TASK GOAL
List each line of the data that holds the string "diamond", please.

─── EXTRACTED RECORDS ───

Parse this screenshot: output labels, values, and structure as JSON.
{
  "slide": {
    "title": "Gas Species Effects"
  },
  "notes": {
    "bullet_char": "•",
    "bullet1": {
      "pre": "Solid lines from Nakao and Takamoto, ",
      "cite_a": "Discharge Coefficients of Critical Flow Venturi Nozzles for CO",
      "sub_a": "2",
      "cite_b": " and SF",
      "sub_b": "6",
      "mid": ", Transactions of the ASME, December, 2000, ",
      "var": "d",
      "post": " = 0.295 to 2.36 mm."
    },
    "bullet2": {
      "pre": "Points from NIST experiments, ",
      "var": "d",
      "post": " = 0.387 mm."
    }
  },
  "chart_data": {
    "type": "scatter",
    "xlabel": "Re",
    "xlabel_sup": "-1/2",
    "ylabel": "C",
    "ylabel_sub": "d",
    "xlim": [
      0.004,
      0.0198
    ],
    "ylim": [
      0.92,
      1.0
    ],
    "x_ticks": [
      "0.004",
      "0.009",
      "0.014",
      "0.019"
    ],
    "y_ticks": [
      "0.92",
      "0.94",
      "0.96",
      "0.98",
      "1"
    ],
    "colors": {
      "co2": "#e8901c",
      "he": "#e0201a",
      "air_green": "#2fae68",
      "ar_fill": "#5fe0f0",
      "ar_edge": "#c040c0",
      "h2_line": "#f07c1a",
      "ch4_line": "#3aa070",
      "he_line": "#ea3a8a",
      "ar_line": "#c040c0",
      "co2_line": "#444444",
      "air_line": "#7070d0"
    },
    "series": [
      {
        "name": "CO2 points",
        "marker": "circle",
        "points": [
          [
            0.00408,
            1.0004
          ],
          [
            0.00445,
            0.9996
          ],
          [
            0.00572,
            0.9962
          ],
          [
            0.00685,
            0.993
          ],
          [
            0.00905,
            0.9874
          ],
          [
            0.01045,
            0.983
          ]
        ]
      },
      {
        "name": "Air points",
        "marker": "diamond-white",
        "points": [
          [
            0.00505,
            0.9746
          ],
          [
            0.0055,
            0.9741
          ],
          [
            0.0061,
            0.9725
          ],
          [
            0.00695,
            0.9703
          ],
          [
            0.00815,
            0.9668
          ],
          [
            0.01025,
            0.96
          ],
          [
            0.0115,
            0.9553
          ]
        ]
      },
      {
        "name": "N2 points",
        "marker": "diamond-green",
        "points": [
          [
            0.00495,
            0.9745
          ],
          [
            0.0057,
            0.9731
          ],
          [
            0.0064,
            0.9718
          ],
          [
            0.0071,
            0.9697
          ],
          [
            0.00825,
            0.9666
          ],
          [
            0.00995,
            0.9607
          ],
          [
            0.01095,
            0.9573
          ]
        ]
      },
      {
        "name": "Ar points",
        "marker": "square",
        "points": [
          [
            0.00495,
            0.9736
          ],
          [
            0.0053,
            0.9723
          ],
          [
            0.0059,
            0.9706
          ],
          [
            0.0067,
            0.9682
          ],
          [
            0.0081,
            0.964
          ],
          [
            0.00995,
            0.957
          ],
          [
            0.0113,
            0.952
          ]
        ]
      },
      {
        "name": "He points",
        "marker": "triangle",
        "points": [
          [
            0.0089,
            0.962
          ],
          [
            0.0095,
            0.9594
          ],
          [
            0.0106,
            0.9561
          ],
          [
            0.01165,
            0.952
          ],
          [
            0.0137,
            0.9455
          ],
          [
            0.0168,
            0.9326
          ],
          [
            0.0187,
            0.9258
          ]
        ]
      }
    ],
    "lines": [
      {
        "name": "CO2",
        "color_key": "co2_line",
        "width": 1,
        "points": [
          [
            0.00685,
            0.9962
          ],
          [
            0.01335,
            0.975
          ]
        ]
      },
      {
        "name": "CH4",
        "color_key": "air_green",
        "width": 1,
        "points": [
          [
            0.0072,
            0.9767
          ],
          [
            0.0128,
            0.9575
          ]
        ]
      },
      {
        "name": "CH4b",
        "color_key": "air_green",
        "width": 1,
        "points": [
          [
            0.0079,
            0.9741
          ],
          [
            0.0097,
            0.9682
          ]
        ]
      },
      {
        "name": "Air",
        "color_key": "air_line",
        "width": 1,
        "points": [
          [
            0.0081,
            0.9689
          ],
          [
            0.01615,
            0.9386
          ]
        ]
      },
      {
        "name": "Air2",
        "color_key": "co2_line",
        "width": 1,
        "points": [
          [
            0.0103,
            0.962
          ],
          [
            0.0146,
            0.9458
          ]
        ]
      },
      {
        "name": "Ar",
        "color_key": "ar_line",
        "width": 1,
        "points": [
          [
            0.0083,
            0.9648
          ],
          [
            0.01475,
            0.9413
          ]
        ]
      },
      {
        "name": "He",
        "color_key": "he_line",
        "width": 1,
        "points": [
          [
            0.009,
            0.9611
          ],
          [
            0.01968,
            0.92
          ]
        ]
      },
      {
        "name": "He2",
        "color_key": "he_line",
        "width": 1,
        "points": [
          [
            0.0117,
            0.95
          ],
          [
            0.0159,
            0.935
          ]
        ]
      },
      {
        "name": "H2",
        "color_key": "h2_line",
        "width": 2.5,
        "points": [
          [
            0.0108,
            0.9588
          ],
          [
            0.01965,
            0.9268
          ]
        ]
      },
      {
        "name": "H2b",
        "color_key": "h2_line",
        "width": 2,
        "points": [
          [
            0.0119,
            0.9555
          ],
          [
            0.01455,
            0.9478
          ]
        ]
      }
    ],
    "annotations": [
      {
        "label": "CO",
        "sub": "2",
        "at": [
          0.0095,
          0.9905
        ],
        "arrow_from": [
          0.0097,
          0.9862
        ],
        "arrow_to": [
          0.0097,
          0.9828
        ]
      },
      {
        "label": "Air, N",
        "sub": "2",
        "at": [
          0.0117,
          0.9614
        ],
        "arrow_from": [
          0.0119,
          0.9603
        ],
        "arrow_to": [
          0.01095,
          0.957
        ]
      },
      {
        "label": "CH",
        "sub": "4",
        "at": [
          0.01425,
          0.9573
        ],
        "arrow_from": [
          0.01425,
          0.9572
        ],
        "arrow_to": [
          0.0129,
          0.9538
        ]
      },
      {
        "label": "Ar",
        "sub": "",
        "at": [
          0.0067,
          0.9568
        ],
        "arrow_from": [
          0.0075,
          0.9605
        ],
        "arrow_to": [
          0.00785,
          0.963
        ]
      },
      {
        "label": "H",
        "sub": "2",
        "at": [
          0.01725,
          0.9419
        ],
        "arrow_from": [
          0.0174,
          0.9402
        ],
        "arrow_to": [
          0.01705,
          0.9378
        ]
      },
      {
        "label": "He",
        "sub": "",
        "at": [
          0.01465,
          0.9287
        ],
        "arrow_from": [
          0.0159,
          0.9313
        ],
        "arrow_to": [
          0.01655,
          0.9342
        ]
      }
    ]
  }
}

───

FINISHED EXERCISE
        "marker": "diamond-white",
        "marker": "diamond-green",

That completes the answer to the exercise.